## EXERCISE
Skip every picture and transcribe the remaining material exactly.

## RECORD EXTRACTS
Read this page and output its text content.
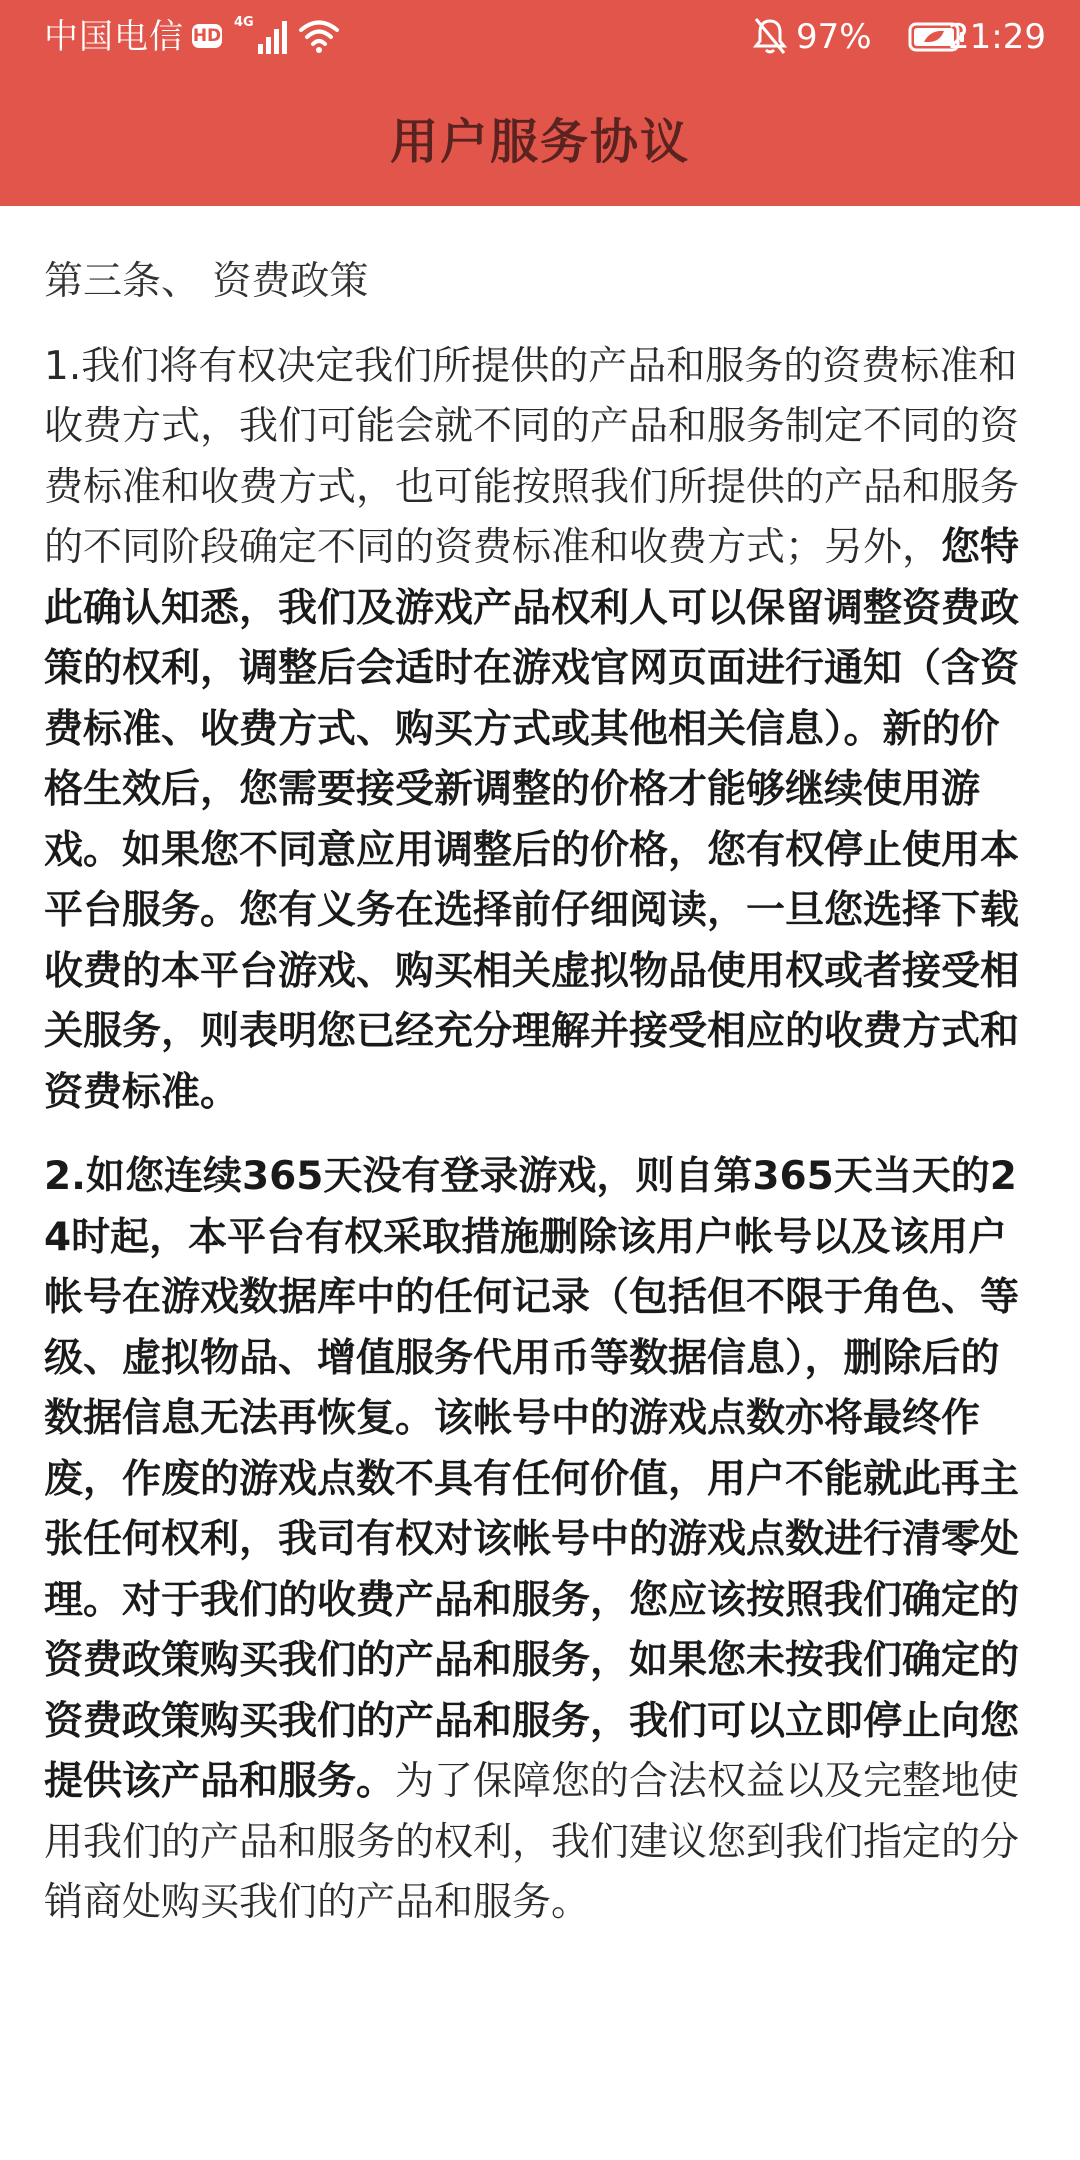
中国电信 HD
4G	97% 21:29
用户服务协议
第三条、 资费政策
1.我们将有权决定我们所提供的产品和服务的资费标准和收费方式，我们可能会就不同的产品和服务制定不同的资费标准和收费方式，也可能按照我们所提供的产品和服务的不同阶段确定不同的资费标准和收费方式；另外，您特此确认知悉，我们及游戏产品权利人可以保留调整资费政策的权利，调整后会适时在游戏官网页面进行通知（含资费标准、收费方式、购买方式或其他相关信息）。新的价格生效后，您需要接受新调整的价格才能够继续使用游戏。如果您不同意应用调整后的价格，您有权停止使用本平台服务。您有义务在选择前仔细阅读，一旦您选择下载收费的本平台游戏、购买相关虚拟物品使用权或者接受相关服务，则表明您已经充分理解并接受相应的收费方式和资费标准。
2.如您连续365天没有登录游戏，则自第365天当天的24时起，本平台有权采取措施删除该用户帐号以及该用户帐号在游戏数据库中的任何记录（包括但不限于角色、等级、虚拟物品、增值服务代用币等数据信息），删除后的数据信息无法再恢复。该帐号中的游戏点数亦将最终作废，作废的游戏点数不具有任何价值，用户不能就此再主张任何权利，我司有权对该帐号中的游戏点数进行清零处理。对于我们的收费产品和服务，您应该按照我们确定的资费政策购买我们的产品和服务，如果您未按我们确定的资费政策购买我们的产品和服务，我们可以立即停止向您提供该产品和服务。为了保障您的合法权益以及完整地使用我们的产品和服务的权利，我们建议您到我们指定的分销商处购买我们的产品和服务。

## FULL ANSWER
Read this page and output its text content.
中国电信 HD
4G	97% 21:29
用户服务协议
第三条、 资费政策
1.我们将有权决定我们所提供的产品和服务的资费标准和收费方式，我们可能会就不同的产品和服务制定不同的资费标准和收费方式，也可能按照我们所提供的产品和服务的不同阶段确定不同的资费标准和收费方式；另外，您特此确认知悉，我们及游戏产品权利人可以保留调整资费政策的权利，调整后会适时在游戏官网页面进行通知（含资费标准、收费方式、购买方式或其他相关信息）。新的价格生效后，您需要接受新调整的价格才能够继续使用游戏。如果您不同意应用调整后的价格，您有权停止使用本平台服务。您有义务在选择前仔细阅读，一旦您选择下载收费的本平台游戏、购买相关虚拟物品使用权或者接受相关服务，则表明您已经充分理解并接受相应的收费方式和资费标准。
2.如您连续365天没有登录游戏，则自第365天当天的24时起，本平台有权采取措施删除该用户帐号以及该用户帐号在游戏数据库中的任何记录（包括但不限于角色、等级、虚拟物品、增值服务代用币等数据信息），删除后的数据信息无法再恢复。该帐号中的游戏点数亦将最终作废，作废的游戏点数不具有任何价值，用户不能就此再主张任何权利，我司有权对该帐号中的游戏点数进行清零处理。对于我们的收费产品和服务，您应该按照我们确定的资费政策购买我们的产品和服务，如果您未按我们确定的资费政策购买我们的产品和服务，我们可以立即停止向您提供该产品和服务。为了保障您的合法权益以及完整地使用我们的产品和服务的权利，我们建议您到我们指定的分销商处购买我们的产品和服务。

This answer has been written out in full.